Work to be completed. Below are the records; copy each line in them that holds the word "this".

Material provided.
---

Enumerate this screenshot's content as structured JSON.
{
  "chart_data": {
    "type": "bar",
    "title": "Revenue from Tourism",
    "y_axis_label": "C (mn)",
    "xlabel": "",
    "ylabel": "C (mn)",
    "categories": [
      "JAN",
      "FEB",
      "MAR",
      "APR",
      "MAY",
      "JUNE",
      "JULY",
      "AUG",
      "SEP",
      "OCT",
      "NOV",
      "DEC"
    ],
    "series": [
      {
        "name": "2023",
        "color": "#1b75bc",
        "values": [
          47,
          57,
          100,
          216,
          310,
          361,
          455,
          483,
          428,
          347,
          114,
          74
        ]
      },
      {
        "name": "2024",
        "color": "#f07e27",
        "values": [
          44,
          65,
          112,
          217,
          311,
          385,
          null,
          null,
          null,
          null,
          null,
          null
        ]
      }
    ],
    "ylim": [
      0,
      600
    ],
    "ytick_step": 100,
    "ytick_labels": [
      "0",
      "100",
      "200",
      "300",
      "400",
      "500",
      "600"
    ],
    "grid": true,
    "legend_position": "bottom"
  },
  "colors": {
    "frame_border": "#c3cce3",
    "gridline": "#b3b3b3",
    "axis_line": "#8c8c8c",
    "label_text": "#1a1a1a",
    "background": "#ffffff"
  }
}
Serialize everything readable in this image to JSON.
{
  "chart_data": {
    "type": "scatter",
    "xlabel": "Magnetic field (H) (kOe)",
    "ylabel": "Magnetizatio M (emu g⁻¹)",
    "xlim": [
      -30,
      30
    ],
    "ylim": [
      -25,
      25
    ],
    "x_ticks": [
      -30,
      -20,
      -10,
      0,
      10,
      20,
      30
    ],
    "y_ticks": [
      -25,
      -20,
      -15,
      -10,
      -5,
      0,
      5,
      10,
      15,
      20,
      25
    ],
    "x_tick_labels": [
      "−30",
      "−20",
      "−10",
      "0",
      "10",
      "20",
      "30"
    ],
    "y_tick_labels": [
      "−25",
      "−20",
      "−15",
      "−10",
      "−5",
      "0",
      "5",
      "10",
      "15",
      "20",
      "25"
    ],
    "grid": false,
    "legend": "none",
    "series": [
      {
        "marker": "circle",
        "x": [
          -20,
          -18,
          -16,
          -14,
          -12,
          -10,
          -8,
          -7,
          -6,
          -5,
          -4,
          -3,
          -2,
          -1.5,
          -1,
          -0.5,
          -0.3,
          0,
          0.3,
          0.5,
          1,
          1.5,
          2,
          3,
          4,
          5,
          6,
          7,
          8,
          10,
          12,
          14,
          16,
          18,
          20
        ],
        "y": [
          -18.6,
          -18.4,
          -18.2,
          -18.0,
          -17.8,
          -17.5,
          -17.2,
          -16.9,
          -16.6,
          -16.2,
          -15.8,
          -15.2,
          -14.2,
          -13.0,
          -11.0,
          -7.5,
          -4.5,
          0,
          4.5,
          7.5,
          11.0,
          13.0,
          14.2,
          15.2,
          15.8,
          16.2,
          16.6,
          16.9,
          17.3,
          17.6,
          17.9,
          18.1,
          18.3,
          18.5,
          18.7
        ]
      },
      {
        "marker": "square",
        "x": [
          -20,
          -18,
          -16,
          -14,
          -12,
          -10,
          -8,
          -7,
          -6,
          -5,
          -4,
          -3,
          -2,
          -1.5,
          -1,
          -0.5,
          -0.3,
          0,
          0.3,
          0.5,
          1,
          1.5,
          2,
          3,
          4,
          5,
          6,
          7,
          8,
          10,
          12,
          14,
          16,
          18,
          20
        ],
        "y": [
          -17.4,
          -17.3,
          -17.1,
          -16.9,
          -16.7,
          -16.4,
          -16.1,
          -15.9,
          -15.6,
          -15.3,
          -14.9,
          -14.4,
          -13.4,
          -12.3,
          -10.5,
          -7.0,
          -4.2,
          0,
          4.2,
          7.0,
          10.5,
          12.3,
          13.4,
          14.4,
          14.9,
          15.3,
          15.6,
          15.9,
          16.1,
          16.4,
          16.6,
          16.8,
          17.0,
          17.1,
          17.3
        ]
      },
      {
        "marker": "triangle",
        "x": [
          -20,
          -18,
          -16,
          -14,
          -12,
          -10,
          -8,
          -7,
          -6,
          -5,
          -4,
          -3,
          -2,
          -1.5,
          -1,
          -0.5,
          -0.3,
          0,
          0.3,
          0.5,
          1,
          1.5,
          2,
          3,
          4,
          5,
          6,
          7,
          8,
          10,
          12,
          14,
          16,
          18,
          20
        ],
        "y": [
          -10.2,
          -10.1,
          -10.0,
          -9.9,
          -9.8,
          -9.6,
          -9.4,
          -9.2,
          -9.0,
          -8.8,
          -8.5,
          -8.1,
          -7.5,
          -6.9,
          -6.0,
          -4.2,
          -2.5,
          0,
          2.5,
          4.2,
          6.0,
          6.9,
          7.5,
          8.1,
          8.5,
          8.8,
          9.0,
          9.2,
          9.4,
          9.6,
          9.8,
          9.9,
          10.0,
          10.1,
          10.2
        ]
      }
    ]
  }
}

---

Result.
Enumerate this screenshot's content as structured JSON.
Serialize everything readable in this image to JSON.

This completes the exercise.